- [Task prompt] Identify and reproduce every line holding the string "unsurnya".

__________________________________________________

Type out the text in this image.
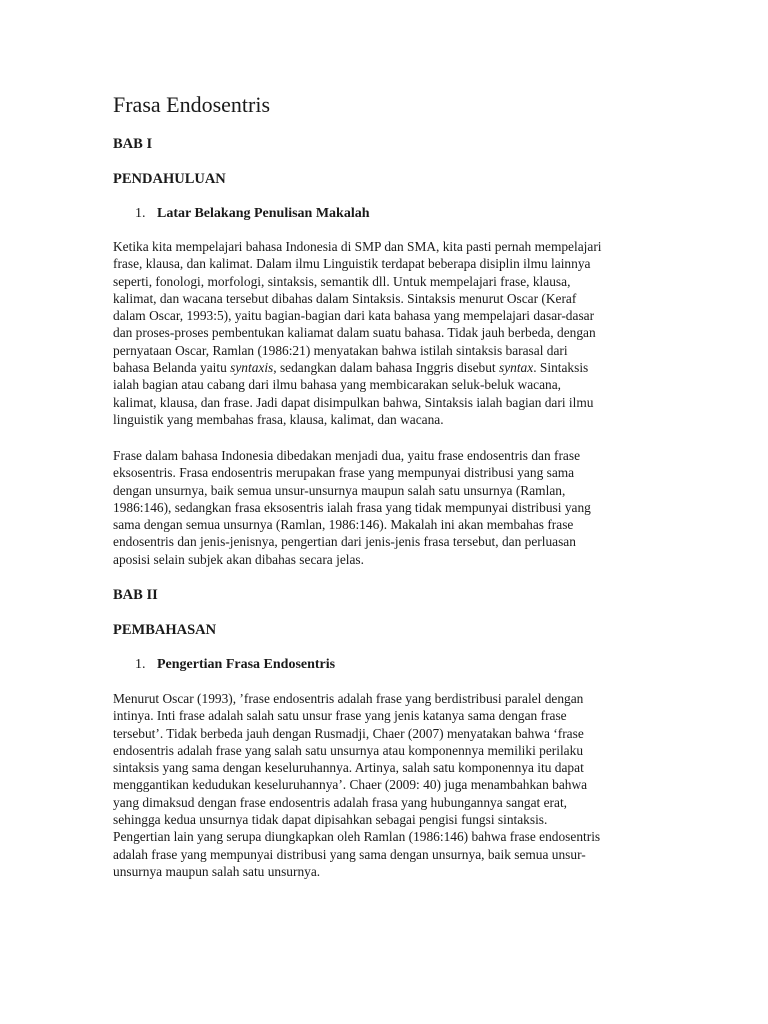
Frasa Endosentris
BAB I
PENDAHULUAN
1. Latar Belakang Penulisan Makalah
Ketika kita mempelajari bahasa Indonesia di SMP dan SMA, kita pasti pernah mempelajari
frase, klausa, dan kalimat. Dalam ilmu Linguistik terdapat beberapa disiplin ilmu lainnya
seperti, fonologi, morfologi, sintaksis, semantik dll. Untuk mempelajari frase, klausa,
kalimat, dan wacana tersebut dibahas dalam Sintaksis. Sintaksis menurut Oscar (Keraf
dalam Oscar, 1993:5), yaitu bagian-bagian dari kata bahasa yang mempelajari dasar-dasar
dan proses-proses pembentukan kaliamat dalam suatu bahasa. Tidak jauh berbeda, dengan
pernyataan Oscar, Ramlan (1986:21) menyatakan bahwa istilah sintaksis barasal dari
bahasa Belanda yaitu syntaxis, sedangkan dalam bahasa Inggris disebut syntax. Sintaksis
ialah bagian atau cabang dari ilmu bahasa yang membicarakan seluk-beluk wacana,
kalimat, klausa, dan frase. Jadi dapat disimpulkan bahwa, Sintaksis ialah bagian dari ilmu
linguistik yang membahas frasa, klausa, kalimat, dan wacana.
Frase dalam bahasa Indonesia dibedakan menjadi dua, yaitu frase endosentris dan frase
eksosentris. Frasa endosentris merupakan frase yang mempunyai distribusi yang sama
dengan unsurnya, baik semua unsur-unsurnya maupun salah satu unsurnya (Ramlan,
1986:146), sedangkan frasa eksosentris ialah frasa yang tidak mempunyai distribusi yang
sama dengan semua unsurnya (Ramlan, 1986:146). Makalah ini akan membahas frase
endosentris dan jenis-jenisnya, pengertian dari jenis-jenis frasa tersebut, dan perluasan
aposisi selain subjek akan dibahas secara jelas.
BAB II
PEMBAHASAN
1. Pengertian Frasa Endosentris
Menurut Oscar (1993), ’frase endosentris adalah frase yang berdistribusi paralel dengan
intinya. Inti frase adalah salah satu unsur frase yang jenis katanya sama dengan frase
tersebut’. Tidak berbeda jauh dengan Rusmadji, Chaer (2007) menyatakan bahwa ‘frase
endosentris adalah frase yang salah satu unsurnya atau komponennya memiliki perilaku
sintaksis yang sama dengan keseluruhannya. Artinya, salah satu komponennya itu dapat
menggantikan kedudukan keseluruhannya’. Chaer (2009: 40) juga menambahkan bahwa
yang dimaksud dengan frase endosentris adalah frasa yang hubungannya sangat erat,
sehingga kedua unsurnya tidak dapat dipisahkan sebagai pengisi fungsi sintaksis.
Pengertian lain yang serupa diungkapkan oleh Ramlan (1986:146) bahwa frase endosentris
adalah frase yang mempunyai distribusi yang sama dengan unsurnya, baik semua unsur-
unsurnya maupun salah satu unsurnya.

__________________________________________________

- [Answer in full]
dengan unsurnya, baik semua unsur-unsurnya maupun salah satu unsurnya (Ramlan,
sama dengan semua unsurnya (Ramlan, 1986:146). Makalah ini akan membahas frase
endosentris adalah frase yang salah satu unsurnya atau komponennya memiliki perilaku
sehingga kedua unsurnya tidak dapat dipisahkan sebagai pengisi fungsi sintaksis.
adalah frase yang mempunyai distribusi yang sama dengan unsurnya, baik semua unsur-
unsurnya maupun salah satu unsurnya.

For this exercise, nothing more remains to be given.